[WORK TO COMPLETE]:
Give the data below again exactly as it stands. Omit the pictures.

## start PROVIDED RECORDS

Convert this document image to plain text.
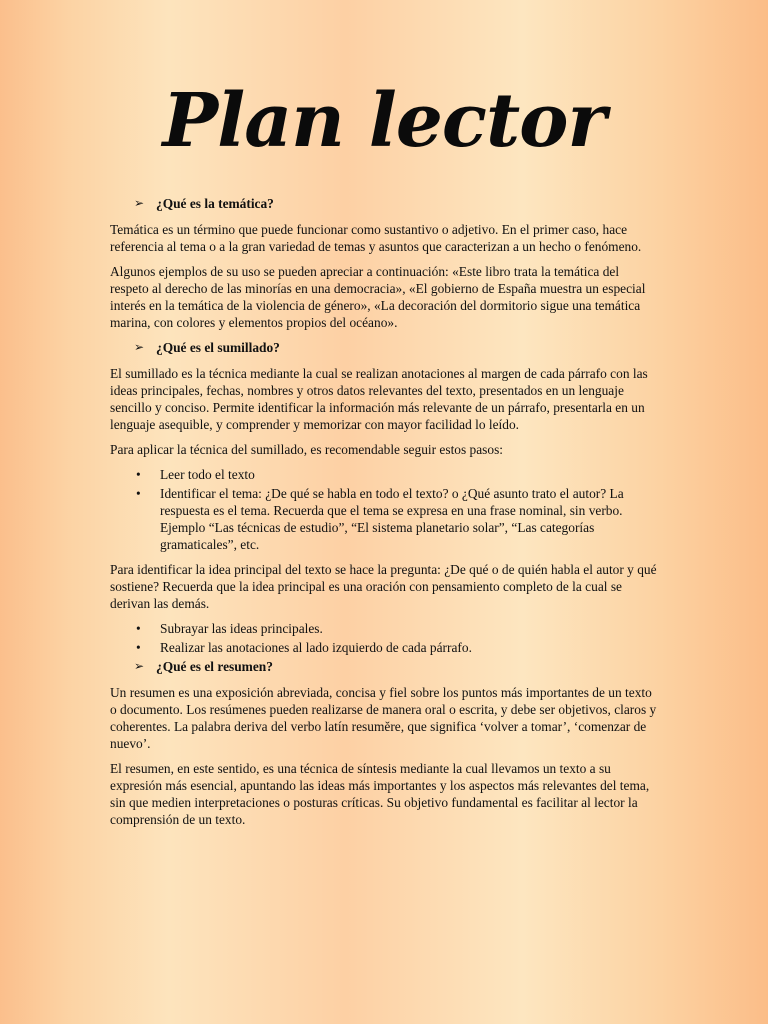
Plan lector
➢ ¿Qué es la temática?

Temática es un término que puede funcionar como sustantivo o adjetivo. En el primer caso, hace referencia al tema o a la gran variedad de temas y asuntos que caracterizan a un hecho o fenómeno.

Algunos ejemplos de su uso se pueden apreciar a continuación: «Este libro trata la temática del respeto al derecho de las minorías en una democracia», «El gobierno de España muestra un especial interés en la temática de la violencia de género», «La decoración del dormitorio sigue una temática marina, con colores y elementos propios del océano».

➢ ¿Qué es el sumillado?

El sumillado es la técnica mediante la cual se realizan anotaciones al margen de cada párrafo con las ideas principales, fechas, nombres y otros datos relevantes del texto, presentados en un lenguaje sencillo y conciso. Permite identificar la información más relevante de un párrafo, presentarla en un lenguaje asequible, y comprender y memorizar con mayor facilidad lo leído.

Para aplicar la técnica del sumillado, es recomendable seguir estos pasos:

• Leer todo el texto
• Identificar el tema: ¿De qué se habla en todo el texto? o ¿Qué asunto trato el autor? La respuesta es el tema. Recuerda que el tema se expresa en una frase nominal, sin verbo. Ejemplo “Las técnicas de estudio”, “El sistema planetario solar”, “Las categorías gramaticales”, etc.

Para identificar la idea principal del texto se hace la pregunta: ¿De qué o de quién habla el autor y qué sostiene? Recuerda que la idea principal es una oración con pensamiento completo de la cual se derivan las demás.

• Subrayar las ideas principales.
• Realizar las anotaciones al lado izquierdo de cada párrafo.
➢ ¿Qué es el resumen?

Un resumen es una exposición abreviada, concisa y fiel sobre los puntos más importantes de un texto o documento. Los resúmenes pueden realizarse de manera oral o escrita, y debe ser objetivos, claros y coherentes. La palabra deriva del verbo latín resumĕre, que significa ‘volver a tomar’, ‘comenzar de nuevo’.

El resumen, en este sentido, es una técnica de síntesis mediante la cual llevamos un texto a su expresión más esencial, apuntando las ideas más importantes y los aspectos más relevantes del tema, sin que medien interpretaciones o posturas críticas. Su objetivo fundamental es facilitar al lector la comprensión de un texto.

## end PROVIDED RECORDS

[TASK RESPONSE]:
Convert this document image to plain text.
Plan lector
➢ ¿Qué es la temática?

Temática es un término que puede funcionar como sustantivo o adjetivo. En el primer caso, hace referencia al tema o a la gran variedad de temas y asuntos que caracterizan a un hecho o fenómeno.

Algunos ejemplos de su uso se pueden apreciar a continuación: «Este libro trata la temática del respeto al derecho de las minorías en una democracia», «El gobierno de España muestra un especial interés en la temática de la violencia de género», «La decoración del dormitorio sigue una temática marina, con colores y elementos propios del océano».

➢ ¿Qué es el sumillado?

El sumillado es la técnica mediante la cual se realizan anotaciones al margen de cada párrafo con las ideas principales, fechas, nombres y otros datos relevantes del texto, presentados en un lenguaje sencillo y conciso. Permite identificar la información más relevante de un párrafo, presentarla en un lenguaje asequible, y comprender y memorizar con mayor facilidad lo leído.

Para aplicar la técnica del sumillado, es recomendable seguir estos pasos:

• Leer todo el texto
• Identificar el tema: ¿De qué se habla en todo el texto? o ¿Qué asunto trato el autor? La respuesta es el tema. Recuerda que el tema se expresa en una frase nominal, sin verbo. Ejemplo “Las técnicas de estudio”, “El sistema planetario solar”, “Las categorías gramaticales”, etc.

Para identificar la idea principal del texto se hace la pregunta: ¿De qué o de quién habla el autor y qué sostiene? Recuerda que la idea principal es una oración con pensamiento completo de la cual se derivan las demás.

• Subrayar las ideas principales.
• Realizar las anotaciones al lado izquierdo de cada párrafo.
➢ ¿Qué es el resumen?

Un resumen es una exposición abreviada, concisa y fiel sobre los puntos más importantes de un texto o documento. Los resúmenes pueden realizarse de manera oral o escrita, y debe ser objetivos, claros y coherentes. La palabra deriva del verbo latín resumĕre, que significa ‘volver a tomar’, ‘comenzar de nuevo’.

El resumen, en este sentido, es una técnica de síntesis mediante la cual llevamos un texto a su expresión más esencial, apuntando las ideas más importantes y los aspectos más relevantes del tema, sin que medien interpretaciones o posturas críticas. Su objetivo fundamental es facilitar al lector la comprensión de un texto.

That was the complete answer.